* [ENUNCIADO 1] Según el fragmento sobre el complejo turístico Punta de Abona, ¿cuántas camas sumarían los cuatro hoteles proyectados?
* [ENUNCIADO 2] Prosigue el fragmento sobre el complejo turístico Punta de Abona a partir de su última oración.

====== FRAGMENTO

El complejo turístico Punta de Abona «no reporta ningún beneficio al medio ambiente, por muchas medidas compensatorias que se propongan» y, además, «desencadenaría daños irreparables y supondrían una verdadera pérdida para un espacio tan emblemático y lleno de diversidad para Tenerife, en particular, y Canarias, en general». Lo asegura el consejero regional de Transición Ecológica, Lucha contra el Cambio Climático y Política Territorial, José Antonio Valbuena, al justificar el rechazo del Gobierno canario a la suspensión parcial del planeamiento de Arico para albergar el proyecto Punta de Abona.

Valbuena Alonso incide en que cuatro hoteles con 2.985 camas tendría «unas afecciones muy importantes sobre el medio ambiente en un entorno privilegiado de Tenerife», un paraje que tiene valores «como pocos puntos en la Isla», teniendo en cuenta «que alberga más de 30 especies incluidas en el listado de silvestres españolas que necesitan algún tipo de protección». Valores a los que el consejero del Ejecutivo canario suma la presencia de «hábitats comunitarios», citando de forma expresa «un sistema dunar litoral que es el único que existe en Tenerife», así como el hecho de que este 1.700.000 metros cuadrados de superficie de propiedad privada «también es una zona de descanso de aves migratorias, que usan Canarias como interconexión entre África y Europa».

============
====== REGISTROS EXTRAÍDOS

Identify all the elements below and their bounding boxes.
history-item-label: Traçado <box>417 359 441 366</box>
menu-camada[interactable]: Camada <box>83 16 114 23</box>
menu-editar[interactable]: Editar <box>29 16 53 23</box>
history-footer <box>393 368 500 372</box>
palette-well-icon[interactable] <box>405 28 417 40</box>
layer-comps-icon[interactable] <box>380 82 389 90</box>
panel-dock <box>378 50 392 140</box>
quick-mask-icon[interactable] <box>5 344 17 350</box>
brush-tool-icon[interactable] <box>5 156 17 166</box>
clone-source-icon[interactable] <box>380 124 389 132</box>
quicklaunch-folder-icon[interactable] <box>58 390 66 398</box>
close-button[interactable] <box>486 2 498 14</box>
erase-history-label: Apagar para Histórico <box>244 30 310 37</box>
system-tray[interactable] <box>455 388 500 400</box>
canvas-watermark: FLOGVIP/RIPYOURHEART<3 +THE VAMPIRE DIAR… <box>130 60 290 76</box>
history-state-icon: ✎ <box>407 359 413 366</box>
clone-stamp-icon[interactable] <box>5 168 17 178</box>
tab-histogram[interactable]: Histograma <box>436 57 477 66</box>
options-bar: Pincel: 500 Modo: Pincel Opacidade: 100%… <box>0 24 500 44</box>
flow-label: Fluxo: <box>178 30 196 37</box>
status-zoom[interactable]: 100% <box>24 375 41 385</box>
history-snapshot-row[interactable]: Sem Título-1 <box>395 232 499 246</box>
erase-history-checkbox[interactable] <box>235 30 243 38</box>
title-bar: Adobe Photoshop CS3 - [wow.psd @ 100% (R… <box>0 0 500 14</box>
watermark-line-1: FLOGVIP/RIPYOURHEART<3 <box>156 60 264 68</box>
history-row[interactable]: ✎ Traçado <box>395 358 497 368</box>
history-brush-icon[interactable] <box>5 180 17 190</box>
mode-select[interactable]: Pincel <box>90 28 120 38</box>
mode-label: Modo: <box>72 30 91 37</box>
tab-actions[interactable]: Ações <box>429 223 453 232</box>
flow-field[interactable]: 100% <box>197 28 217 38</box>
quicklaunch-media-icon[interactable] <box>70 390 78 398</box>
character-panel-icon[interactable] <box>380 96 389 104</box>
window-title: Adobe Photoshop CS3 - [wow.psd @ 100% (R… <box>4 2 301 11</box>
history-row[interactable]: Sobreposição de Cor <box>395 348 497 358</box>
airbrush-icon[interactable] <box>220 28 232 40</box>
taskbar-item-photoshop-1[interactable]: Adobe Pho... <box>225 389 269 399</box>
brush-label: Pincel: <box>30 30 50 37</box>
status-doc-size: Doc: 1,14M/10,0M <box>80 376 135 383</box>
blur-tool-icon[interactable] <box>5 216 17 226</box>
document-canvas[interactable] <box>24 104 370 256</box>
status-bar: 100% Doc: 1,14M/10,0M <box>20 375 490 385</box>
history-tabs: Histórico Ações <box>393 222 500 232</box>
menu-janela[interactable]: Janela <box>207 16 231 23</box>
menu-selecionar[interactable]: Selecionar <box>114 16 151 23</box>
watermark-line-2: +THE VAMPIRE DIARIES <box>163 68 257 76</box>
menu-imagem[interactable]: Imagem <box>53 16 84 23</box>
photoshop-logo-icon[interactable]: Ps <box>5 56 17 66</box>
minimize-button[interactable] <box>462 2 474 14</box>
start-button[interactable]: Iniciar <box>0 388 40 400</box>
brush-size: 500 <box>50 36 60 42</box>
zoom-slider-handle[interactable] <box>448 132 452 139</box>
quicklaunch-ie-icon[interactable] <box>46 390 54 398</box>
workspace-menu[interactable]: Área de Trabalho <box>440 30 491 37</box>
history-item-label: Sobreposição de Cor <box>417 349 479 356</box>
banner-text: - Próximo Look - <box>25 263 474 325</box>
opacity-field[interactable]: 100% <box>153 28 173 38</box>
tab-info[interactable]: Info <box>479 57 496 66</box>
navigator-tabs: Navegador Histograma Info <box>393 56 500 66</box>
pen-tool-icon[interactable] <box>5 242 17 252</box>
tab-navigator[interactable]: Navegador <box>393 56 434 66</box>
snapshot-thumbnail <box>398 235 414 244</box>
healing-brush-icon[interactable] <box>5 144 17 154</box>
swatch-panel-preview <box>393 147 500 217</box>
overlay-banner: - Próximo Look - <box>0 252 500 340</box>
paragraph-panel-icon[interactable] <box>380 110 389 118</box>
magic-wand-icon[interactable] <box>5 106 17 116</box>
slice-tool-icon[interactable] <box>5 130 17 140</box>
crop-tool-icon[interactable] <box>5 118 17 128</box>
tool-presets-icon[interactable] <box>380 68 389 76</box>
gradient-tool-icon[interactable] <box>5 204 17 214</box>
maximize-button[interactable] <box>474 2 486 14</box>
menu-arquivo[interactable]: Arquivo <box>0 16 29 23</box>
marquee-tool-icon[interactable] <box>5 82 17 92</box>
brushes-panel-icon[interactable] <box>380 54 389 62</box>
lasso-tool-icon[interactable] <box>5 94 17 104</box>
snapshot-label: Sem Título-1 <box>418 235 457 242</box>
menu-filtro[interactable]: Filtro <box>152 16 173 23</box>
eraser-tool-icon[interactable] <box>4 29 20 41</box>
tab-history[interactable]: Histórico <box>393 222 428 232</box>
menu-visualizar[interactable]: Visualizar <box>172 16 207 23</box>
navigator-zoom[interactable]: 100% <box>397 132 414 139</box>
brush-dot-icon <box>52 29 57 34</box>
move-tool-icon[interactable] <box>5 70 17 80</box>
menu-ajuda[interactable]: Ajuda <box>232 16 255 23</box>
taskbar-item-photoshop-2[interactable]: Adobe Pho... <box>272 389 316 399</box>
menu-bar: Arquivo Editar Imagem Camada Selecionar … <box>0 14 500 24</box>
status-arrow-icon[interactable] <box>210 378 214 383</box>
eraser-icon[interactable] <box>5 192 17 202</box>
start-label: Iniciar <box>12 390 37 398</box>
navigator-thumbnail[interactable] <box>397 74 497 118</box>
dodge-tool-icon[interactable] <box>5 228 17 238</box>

============

* [RESPUESTA ESPERADA 1] 2.985 camas.

* [RESPUESTA ESPERADA 2]
Todo ello «hace necesario replantearse este tipo de proyectos» porque las consecuencias de su realización conllevaría consecuencias irremediables «en un espacio tan emblemático y tan llevo de diversidad, desde el punto de vista de los distintos ecosistemas como Punta de Abona.

Las cifras generales

Punta de Abona es un proyecto turístico en cuya ejecución está contemplada una inversión particular superior a 300 millones de euros. Ocuparía 1,7 millones de metros cuadrados entre Punta de Abona y Abades (Arico) e introduciría a Arico en la principal actividad económica de Canarias, con casi 3.000 camas turísticas distribuidas en cuatro hoteles de cinco estrellas. Generarían 1.550 empleos directos (más cientos indirectos), de los que entre el 50% y el 70% ocuparía el mercado local. Un paseo litoral abarcaría 400.000 metros cuadrados, mientras que el espacio de regeneración ambiental se cifra en 560.000 metros cuadrados. Para plazas y parques públicos reservan 50.000. El proyecto incluye un centro comercial y aplaza, hasta la elaboración del estudio de detalle, la decisión sobre el uso de la zona en la que se encuentran las edificaciones inacabadas (datan de mediados del siglo pasado) proyectadas como leprosería. Este entorno, además, formó parte del cantón militar utilizado por el Ministerio de Defensa para realizar prácticas. De hecho, el Gobierno central vendió ese suelo al empresario italiano Alberto Giacomini, impulsor de este proyecto.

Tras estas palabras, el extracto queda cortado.